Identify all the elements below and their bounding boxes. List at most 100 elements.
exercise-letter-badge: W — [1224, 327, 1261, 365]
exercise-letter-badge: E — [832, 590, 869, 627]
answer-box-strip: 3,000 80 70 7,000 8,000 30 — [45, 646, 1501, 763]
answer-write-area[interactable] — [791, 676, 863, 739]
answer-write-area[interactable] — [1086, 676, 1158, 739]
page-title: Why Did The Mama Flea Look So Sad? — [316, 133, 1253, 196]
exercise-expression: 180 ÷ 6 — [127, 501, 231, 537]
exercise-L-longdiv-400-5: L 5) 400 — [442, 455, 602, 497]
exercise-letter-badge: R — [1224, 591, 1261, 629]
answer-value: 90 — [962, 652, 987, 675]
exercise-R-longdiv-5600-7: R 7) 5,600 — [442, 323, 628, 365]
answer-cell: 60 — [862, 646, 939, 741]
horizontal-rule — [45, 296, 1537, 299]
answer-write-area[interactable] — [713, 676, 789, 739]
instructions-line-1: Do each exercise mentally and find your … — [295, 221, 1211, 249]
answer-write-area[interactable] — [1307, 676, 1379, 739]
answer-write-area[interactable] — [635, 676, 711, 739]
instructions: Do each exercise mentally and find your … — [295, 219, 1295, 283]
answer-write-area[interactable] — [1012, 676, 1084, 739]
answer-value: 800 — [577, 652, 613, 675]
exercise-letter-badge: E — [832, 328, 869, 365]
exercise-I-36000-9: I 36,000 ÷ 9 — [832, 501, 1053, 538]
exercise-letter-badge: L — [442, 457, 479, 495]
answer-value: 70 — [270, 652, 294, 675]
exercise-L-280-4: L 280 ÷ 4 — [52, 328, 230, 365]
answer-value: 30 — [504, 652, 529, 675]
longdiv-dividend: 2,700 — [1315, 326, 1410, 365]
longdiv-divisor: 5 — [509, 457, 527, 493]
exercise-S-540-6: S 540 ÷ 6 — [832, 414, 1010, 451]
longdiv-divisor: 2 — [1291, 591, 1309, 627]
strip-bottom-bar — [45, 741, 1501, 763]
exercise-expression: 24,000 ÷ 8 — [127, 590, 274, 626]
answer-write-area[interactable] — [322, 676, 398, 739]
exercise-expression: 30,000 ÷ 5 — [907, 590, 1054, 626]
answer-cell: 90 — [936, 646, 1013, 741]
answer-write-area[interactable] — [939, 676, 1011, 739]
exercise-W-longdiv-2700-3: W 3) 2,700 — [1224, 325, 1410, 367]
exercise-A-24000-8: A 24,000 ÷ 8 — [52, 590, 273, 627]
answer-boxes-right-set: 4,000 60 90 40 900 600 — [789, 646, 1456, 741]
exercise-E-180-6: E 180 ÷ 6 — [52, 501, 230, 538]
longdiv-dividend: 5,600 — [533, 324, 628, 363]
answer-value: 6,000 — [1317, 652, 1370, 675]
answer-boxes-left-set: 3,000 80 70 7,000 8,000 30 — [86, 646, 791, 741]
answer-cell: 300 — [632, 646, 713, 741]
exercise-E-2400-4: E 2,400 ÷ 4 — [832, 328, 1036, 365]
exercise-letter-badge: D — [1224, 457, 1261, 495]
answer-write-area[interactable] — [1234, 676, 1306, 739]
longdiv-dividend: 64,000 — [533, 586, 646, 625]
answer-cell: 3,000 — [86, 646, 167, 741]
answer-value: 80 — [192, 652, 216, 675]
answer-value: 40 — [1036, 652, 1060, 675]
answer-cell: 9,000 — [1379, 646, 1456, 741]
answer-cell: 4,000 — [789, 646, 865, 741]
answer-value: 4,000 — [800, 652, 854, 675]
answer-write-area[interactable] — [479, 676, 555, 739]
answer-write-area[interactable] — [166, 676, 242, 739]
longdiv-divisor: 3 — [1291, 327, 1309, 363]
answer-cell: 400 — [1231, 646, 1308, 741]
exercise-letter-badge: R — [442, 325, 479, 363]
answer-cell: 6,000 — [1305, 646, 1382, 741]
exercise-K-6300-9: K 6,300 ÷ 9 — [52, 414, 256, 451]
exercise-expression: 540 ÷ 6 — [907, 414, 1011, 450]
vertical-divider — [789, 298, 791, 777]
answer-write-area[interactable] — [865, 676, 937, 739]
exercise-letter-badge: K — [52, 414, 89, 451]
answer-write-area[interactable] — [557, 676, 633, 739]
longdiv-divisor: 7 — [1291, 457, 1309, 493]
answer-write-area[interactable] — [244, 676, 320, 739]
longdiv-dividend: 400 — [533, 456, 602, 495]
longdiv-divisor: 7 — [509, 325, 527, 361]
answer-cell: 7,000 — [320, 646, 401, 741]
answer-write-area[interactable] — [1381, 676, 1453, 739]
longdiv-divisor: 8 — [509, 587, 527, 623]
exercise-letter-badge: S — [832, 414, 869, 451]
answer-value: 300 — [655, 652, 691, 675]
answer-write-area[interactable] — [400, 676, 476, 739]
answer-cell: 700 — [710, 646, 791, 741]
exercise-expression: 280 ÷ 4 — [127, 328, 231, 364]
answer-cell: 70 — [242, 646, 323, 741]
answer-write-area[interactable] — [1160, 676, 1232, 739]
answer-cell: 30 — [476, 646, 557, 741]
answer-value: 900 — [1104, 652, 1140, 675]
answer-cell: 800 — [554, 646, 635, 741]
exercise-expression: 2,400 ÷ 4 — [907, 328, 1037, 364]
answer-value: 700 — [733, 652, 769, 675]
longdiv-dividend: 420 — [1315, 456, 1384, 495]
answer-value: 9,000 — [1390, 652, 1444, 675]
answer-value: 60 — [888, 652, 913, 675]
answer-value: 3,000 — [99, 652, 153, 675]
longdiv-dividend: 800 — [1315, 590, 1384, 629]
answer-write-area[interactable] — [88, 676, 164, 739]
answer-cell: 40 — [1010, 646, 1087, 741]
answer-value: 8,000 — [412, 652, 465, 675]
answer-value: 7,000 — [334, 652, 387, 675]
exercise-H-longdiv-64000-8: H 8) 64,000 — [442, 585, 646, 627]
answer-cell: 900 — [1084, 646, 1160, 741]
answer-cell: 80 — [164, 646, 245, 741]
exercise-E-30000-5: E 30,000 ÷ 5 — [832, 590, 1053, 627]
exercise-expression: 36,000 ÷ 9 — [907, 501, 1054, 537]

* _What the exercise asks_
Copy out every line of the records above verbatim.

* _The output_
Identify all the elements below and their bounding boxes. List at most 100 elements.
exercise-letter-badge: W — [1224, 327, 1261, 365]
exercise-letter-badge: E — [832, 590, 869, 627]
answer-box-strip: 3,000 80 70 7,000 8,000 30 — [45, 646, 1501, 763]
answer-write-area[interactable] — [791, 676, 863, 739]
answer-write-area[interactable] — [1086, 676, 1158, 739]
page-title: Why Did The Mama Flea Look So Sad? — [316, 133, 1253, 196]
exercise-expression: 180 ÷ 6 — [127, 501, 231, 537]
exercise-L-longdiv-400-5: L 5) 400 — [442, 455, 602, 497]
exercise-letter-badge: R — [1224, 591, 1261, 629]
answer-value: 90 — [962, 652, 987, 675]
exercise-R-longdiv-5600-7: R 7) 5,600 — [442, 323, 628, 365]
answer-cell: 60 — [862, 646, 939, 741]
horizontal-rule — [45, 296, 1537, 299]
answer-write-area[interactable] — [713, 676, 789, 739]
instructions-line-1: Do each exercise mentally and find your … — [295, 221, 1211, 249]
answer-write-area[interactable] — [1307, 676, 1379, 739]
answer-write-area[interactable] — [635, 676, 711, 739]
instructions: Do each exercise mentally and find your … — [295, 219, 1295, 283]
answer-write-area[interactable] — [1012, 676, 1084, 739]
answer-value: 800 — [577, 652, 613, 675]
exercise-letter-badge: E — [832, 328, 869, 365]
exercise-I-36000-9: I 36,000 ÷ 9 — [832, 501, 1053, 538]
exercise-letter-badge: L — [442, 457, 479, 495]
answer-value: 70 — [270, 652, 294, 675]
exercise-L-280-4: L 280 ÷ 4 — [52, 328, 230, 365]
answer-value: 30 — [504, 652, 529, 675]
longdiv-dividend: 2,700 — [1315, 326, 1410, 365]
longdiv-divisor: 5 — [509, 457, 527, 493]
exercise-S-540-6: S 540 ÷ 6 — [832, 414, 1010, 451]
longdiv-divisor: 2 — [1291, 591, 1309, 627]
strip-bottom-bar — [45, 741, 1501, 763]
exercise-expression: 24,000 ÷ 8 — [127, 590, 274, 626]
answer-write-area[interactable] — [322, 676, 398, 739]
exercise-expression: 30,000 ÷ 5 — [907, 590, 1054, 626]
answer-cell: 90 — [936, 646, 1013, 741]
answer-write-area[interactable] — [939, 676, 1011, 739]
exercise-W-longdiv-2700-3: W 3) 2,700 — [1224, 325, 1410, 367]
exercise-A-24000-8: A 24,000 ÷ 8 — [52, 590, 273, 627]
answer-boxes-right-set: 4,000 60 90 40 900 600 — [789, 646, 1456, 741]
exercise-E-180-6: E 180 ÷ 6 — [52, 501, 230, 538]
longdiv-dividend: 5,600 — [533, 324, 628, 363]
answer-value: 6,000 — [1317, 652, 1370, 675]
answer-boxes-left-set: 3,000 80 70 7,000 8,000 30 — [86, 646, 791, 741]
answer-cell: 300 — [632, 646, 713, 741]
exercise-E-2400-4: E 2,400 ÷ 4 — [832, 328, 1036, 365]
exercise-letter-badge: D — [1224, 457, 1261, 495]
answer-write-area[interactable] — [1234, 676, 1306, 739]
longdiv-dividend: 64,000 — [533, 586, 646, 625]
answer-cell: 3,000 — [86, 646, 167, 741]
answer-value: 80 — [192, 652, 216, 675]
answer-value: 40 — [1036, 652, 1060, 675]
answer-cell: 9,000 — [1379, 646, 1456, 741]
answer-cell: 4,000 — [789, 646, 865, 741]
answer-value: 4,000 — [800, 652, 854, 675]
answer-write-area[interactable] — [479, 676, 555, 739]
answer-write-area[interactable] — [166, 676, 242, 739]
longdiv-divisor: 3 — [1291, 327, 1309, 363]
answer-cell: 400 — [1231, 646, 1308, 741]
exercise-letter-badge: R — [442, 325, 479, 363]
answer-cell: 6,000 — [1305, 646, 1382, 741]
exercise-K-6300-9: K 6,300 ÷ 9 — [52, 414, 256, 451]
exercise-expression: 540 ÷ 6 — [907, 414, 1011, 450]
vertical-divider — [789, 298, 791, 777]
answer-write-area[interactable] — [865, 676, 937, 739]
exercise-letter-badge: K — [52, 414, 89, 451]
answer-write-area[interactable] — [557, 676, 633, 739]
longdiv-divisor: 7 — [1291, 457, 1309, 493]
answer-write-area[interactable] — [244, 676, 320, 739]
longdiv-dividend: 400 — [533, 456, 602, 495]
longdiv-divisor: 7 — [509, 325, 527, 361]
answer-cell: 7,000 — [320, 646, 401, 741]
answer-write-area[interactable] — [1381, 676, 1453, 739]
longdiv-divisor: 8 — [509, 587, 527, 623]
exercise-letter-badge: S — [832, 414, 869, 451]
answer-value: 300 — [655, 652, 691, 675]
answer-write-area[interactable] — [400, 676, 476, 739]
answer-cell: 700 — [710, 646, 791, 741]
exercise-expression: 280 ÷ 4 — [127, 328, 231, 364]
answer-cell: 70 — [242, 646, 323, 741]
answer-write-area[interactable] — [1160, 676, 1232, 739]
answer-cell: 30 — [476, 646, 557, 741]
answer-value: 900 — [1104, 652, 1140, 675]
answer-cell: 800 — [554, 646, 635, 741]
exercise-expression: 2,400 ÷ 4 — [907, 328, 1037, 364]
answer-value: 700 — [733, 652, 769, 675]
longdiv-dividend: 420 — [1315, 456, 1384, 495]
answer-value: 9,000 — [1390, 652, 1444, 675]
answer-value: 60 — [888, 652, 913, 675]
answer-value: 3,000 — [99, 652, 153, 675]
longdiv-dividend: 800 — [1315, 590, 1384, 629]
answer-write-area[interactable] — [88, 676, 164, 739]
answer-cell: 40 — [1010, 646, 1087, 741]
answer-value: 8,000 — [412, 652, 465, 675]
answer-value: 7,000 — [334, 652, 387, 675]
exercise-H-longdiv-64000-8: H 8) 64,000 — [442, 585, 646, 627]
answer-cell: 900 — [1084, 646, 1160, 741]
answer-cell: 80 — [164, 646, 245, 741]
exercise-E-30000-5: E 30,000 ÷ 5 — [832, 590, 1053, 627]
exercise-expression: 36,000 ÷ 9 — [907, 501, 1054, 537]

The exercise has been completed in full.